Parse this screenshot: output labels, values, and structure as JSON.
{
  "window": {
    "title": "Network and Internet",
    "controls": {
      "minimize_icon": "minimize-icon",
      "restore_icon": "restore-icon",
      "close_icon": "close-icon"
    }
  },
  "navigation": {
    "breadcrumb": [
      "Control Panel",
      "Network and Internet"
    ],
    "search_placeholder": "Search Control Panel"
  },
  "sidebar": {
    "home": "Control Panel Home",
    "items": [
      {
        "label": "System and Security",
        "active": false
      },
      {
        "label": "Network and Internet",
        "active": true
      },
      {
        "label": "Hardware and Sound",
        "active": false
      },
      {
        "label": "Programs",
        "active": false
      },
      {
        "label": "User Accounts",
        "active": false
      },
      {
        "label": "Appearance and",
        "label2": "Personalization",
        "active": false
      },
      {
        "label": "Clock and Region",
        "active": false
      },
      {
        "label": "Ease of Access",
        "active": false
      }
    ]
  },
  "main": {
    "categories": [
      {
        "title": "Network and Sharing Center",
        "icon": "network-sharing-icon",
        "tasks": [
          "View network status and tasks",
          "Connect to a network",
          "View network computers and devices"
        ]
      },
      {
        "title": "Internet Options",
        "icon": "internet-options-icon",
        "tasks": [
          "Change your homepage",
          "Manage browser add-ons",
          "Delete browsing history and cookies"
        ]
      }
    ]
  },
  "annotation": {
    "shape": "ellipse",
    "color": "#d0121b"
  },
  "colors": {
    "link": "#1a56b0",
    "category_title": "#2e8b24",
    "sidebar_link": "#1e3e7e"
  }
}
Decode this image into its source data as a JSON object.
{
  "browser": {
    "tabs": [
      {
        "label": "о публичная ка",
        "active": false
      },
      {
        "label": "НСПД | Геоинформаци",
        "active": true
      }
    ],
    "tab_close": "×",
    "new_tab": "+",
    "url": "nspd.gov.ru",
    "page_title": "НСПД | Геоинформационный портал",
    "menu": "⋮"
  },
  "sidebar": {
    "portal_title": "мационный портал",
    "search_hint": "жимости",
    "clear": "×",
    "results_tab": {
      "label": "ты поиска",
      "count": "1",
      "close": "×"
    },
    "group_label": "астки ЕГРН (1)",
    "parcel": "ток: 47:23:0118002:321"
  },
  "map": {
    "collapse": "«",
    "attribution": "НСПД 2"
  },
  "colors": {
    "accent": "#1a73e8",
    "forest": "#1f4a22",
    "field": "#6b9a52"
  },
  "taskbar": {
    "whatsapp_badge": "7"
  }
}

_PROBLEM STATEMENT:_ Please restate the whole listing word for word.

_WRITTEN REPLY:_
Parse this screenshot: output labels, values, and structure as JSON.
{
  "window": {
    "title": "Network and Internet",
    "controls": {
      "minimize_icon": "minimize-icon",
      "restore_icon": "restore-icon",
      "close_icon": "close-icon"
    }
  },
  "navigation": {
    "breadcrumb": [
      "Control Panel",
      "Network and Internet"
    ],
    "search_placeholder": "Search Control Panel"
  },
  "sidebar": {
    "home": "Control Panel Home",
    "items": [
      {
        "label": "System and Security",
        "active": false
      },
      {
        "label": "Network and Internet",
        "active": true
      },
      {
        "label": "Hardware and Sound",
        "active": false
      },
      {
        "label": "Programs",
        "active": false
      },
      {
        "label": "User Accounts",
        "active": false
      },
      {
        "label": "Appearance and",
        "label2": "Personalization",
        "active": false
      },
      {
        "label": "Clock and Region",
        "active": false
      },
      {
        "label": "Ease of Access",
        "active": false
      }
    ]
  },
  "main": {
    "categories": [
      {
        "title": "Network and Sharing Center",
        "icon": "network-sharing-icon",
        "tasks": [
          "View network status and tasks",
          "Connect to a network",
          "View network computers and devices"
        ]
      },
      {
        "title": "Internet Options",
        "icon": "internet-options-icon",
        "tasks": [
          "Change your homepage",
          "Manage browser add-ons",
          "Delete browsing history and cookies"
        ]
      }
    ]
  },
  "annotation": {
    "shape": "ellipse",
    "color": "#d0121b"
  },
  "colors": {
    "link": "#1a56b0",
    "category_title": "#2e8b24",
    "sidebar_link": "#1e3e7e"
  }
}
Decode this image into its source data as a JSON object.
{
  "browser": {
    "tabs": [
      {
        "label": "о публичная ка",
        "active": false
      },
      {
        "label": "НСПД | Геоинформаци",
        "active": true
      }
    ],
    "tab_close": "×",
    "new_tab": "+",
    "url": "nspd.gov.ru",
    "page_title": "НСПД | Геоинформационный портал",
    "menu": "⋮"
  },
  "sidebar": {
    "portal_title": "мационный портал",
    "search_hint": "жимости",
    "clear": "×",
    "results_tab": {
      "label": "ты поиска",
      "count": "1",
      "close": "×"
    },
    "group_label": "астки ЕГРН (1)",
    "parcel": "ток: 47:23:0118002:321"
  },
  "map": {
    "collapse": "«",
    "attribution": "НСПД 2"
  },
  "colors": {
    "accent": "#1a73e8",
    "forest": "#1f4a22",
    "field": "#6b9a52"
  },
  "taskbar": {
    "whatsapp_badge": "7"
  }
}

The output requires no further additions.